[START OF Available records]
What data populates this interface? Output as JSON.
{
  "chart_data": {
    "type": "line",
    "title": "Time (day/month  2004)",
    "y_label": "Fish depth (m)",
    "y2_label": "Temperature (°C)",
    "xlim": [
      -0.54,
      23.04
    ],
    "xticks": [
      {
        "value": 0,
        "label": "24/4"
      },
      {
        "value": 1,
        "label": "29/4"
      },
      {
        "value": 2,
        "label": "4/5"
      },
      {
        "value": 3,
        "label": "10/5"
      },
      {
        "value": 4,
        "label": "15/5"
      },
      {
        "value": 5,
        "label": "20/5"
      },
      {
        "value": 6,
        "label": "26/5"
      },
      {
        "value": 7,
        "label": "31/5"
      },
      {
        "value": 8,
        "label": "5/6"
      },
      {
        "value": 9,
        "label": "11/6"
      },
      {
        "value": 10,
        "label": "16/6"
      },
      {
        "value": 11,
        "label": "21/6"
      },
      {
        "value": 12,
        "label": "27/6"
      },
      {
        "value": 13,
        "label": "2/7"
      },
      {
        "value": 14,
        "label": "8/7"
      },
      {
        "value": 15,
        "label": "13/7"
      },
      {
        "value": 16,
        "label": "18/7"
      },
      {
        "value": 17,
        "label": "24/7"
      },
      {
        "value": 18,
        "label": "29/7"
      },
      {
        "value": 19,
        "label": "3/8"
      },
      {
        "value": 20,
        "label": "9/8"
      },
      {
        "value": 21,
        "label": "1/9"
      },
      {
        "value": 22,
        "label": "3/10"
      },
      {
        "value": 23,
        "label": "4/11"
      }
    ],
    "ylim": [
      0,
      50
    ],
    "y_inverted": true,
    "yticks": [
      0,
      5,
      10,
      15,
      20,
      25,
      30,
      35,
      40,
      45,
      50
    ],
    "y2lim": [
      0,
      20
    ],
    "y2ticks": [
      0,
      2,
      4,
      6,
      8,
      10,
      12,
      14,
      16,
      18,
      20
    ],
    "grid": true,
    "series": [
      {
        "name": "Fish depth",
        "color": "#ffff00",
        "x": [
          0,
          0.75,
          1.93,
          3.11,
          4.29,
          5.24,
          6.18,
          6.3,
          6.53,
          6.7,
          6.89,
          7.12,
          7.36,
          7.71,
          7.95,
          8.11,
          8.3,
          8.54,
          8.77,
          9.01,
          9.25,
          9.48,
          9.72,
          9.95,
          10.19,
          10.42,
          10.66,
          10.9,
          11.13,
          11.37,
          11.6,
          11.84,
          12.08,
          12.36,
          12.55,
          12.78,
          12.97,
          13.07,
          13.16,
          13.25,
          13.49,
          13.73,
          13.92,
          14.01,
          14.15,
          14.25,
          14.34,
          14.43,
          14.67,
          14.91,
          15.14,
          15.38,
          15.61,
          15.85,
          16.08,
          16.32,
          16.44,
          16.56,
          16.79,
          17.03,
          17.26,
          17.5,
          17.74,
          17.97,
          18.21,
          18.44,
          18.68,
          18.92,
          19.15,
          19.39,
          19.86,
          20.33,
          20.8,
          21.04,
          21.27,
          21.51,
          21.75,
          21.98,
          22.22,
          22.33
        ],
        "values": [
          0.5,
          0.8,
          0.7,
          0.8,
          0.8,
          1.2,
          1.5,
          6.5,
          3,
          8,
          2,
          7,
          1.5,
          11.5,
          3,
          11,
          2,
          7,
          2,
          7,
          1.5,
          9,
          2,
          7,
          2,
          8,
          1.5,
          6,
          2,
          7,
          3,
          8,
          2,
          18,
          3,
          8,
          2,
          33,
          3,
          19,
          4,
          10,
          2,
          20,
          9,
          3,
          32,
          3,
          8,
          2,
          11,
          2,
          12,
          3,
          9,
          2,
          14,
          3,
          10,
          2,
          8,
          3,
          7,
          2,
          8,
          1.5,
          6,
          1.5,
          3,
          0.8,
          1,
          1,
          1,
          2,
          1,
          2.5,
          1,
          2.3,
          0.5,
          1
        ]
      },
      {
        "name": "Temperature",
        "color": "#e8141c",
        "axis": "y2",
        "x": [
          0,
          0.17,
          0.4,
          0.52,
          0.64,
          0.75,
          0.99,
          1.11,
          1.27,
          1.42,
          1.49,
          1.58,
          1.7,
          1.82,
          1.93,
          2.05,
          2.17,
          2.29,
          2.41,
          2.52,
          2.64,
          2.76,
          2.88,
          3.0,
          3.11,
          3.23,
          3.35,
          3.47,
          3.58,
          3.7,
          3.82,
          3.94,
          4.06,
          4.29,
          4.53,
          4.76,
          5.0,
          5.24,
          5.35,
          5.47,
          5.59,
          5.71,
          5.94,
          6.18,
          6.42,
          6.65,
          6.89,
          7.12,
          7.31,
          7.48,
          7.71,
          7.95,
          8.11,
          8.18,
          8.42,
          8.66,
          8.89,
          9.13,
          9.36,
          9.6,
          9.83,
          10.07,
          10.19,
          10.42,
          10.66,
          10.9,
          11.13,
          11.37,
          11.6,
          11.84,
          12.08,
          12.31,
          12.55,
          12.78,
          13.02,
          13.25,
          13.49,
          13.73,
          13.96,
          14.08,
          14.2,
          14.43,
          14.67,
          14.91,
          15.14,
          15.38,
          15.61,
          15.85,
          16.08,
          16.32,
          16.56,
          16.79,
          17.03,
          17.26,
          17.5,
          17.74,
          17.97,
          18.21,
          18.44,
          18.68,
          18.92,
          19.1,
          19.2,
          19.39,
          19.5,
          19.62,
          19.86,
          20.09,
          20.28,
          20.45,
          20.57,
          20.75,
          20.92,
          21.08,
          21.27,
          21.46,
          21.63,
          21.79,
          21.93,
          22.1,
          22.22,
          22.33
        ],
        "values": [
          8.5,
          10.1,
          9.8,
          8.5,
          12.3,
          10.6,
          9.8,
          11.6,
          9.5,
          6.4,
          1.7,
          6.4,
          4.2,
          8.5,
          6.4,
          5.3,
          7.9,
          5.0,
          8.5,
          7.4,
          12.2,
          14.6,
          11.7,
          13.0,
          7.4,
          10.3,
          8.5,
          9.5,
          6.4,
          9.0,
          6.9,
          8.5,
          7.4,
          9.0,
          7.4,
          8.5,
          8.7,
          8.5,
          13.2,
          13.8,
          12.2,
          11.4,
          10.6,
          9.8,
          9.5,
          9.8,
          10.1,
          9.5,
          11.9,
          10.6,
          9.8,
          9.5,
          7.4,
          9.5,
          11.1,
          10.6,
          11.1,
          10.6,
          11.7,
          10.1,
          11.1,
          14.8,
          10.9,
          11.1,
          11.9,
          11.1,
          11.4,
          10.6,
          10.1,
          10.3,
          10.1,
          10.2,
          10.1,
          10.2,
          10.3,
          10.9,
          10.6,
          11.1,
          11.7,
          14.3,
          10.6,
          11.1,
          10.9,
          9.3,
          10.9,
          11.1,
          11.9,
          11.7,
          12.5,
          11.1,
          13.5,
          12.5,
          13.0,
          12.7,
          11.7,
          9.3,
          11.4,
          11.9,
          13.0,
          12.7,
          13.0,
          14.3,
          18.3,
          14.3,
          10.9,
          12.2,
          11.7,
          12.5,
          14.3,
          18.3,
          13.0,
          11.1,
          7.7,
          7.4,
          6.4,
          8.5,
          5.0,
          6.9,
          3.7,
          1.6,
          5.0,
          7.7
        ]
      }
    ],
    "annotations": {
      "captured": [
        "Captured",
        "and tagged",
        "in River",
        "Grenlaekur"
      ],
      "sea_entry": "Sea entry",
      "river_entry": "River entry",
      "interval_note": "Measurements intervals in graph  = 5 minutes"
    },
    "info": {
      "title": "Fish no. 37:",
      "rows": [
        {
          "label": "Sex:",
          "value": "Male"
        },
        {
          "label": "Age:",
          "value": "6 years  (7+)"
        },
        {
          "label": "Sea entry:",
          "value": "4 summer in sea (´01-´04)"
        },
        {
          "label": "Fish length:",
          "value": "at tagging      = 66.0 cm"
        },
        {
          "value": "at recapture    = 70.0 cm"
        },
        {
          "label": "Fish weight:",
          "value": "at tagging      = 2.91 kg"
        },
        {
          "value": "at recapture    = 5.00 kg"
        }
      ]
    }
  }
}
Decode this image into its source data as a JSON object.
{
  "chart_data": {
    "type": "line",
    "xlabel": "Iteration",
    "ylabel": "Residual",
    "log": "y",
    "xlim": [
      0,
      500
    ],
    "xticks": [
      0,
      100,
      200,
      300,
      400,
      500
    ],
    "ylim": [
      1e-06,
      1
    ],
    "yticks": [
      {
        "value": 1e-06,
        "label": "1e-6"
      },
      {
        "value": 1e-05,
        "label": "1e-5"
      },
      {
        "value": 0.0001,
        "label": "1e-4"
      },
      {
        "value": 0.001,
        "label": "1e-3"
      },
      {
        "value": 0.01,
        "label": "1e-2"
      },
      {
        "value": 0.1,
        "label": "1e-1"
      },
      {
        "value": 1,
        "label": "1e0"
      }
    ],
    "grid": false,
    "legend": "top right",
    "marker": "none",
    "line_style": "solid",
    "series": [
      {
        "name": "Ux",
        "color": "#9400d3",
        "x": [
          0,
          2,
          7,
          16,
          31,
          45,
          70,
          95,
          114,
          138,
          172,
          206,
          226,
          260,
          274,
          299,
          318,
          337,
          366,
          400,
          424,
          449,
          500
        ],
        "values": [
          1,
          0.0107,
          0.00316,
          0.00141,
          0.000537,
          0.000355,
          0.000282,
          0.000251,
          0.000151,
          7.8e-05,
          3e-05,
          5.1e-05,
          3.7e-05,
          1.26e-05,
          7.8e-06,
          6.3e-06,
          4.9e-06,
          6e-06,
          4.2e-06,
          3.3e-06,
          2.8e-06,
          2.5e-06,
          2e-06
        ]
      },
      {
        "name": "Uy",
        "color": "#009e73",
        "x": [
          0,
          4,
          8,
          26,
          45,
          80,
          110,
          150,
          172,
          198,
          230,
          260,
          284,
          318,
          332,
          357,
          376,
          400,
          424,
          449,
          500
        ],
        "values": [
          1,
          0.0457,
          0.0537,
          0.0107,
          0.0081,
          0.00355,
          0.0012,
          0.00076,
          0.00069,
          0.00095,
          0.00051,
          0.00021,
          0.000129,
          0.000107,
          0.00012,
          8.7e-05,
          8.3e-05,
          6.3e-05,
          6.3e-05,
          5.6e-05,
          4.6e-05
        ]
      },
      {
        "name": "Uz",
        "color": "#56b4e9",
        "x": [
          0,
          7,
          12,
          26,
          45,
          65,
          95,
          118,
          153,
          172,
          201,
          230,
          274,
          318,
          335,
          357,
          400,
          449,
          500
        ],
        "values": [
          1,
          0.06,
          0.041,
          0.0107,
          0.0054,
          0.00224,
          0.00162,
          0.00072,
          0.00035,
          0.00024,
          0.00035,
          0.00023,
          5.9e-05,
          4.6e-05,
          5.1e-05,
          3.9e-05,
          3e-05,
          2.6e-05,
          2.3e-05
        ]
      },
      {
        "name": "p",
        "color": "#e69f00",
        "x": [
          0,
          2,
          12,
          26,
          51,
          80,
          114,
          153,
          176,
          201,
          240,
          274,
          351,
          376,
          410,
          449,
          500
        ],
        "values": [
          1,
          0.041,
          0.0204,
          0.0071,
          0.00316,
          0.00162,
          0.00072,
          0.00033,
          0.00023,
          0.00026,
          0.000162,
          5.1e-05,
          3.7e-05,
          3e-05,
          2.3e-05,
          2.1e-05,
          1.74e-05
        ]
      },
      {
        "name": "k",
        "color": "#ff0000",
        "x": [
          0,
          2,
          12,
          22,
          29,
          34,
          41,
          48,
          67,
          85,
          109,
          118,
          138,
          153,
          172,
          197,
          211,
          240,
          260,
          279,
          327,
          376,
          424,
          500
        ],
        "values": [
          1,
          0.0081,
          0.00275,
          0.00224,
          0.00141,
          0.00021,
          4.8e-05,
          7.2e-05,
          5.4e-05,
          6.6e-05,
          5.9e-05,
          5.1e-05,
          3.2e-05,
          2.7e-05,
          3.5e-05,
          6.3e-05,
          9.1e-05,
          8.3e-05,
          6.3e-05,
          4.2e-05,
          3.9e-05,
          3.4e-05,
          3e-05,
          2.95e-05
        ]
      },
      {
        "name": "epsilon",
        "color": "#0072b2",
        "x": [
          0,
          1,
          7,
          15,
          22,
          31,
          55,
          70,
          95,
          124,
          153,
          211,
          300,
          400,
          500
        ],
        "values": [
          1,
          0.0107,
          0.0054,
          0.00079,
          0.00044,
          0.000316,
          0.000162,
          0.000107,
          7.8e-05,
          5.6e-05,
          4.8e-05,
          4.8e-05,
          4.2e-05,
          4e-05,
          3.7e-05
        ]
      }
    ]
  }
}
[END OF Available records]
From the records above, copy every line that holds the word "this".

What data populates this interface? Output as JSON.
Decode this image into its source data as a JSON object.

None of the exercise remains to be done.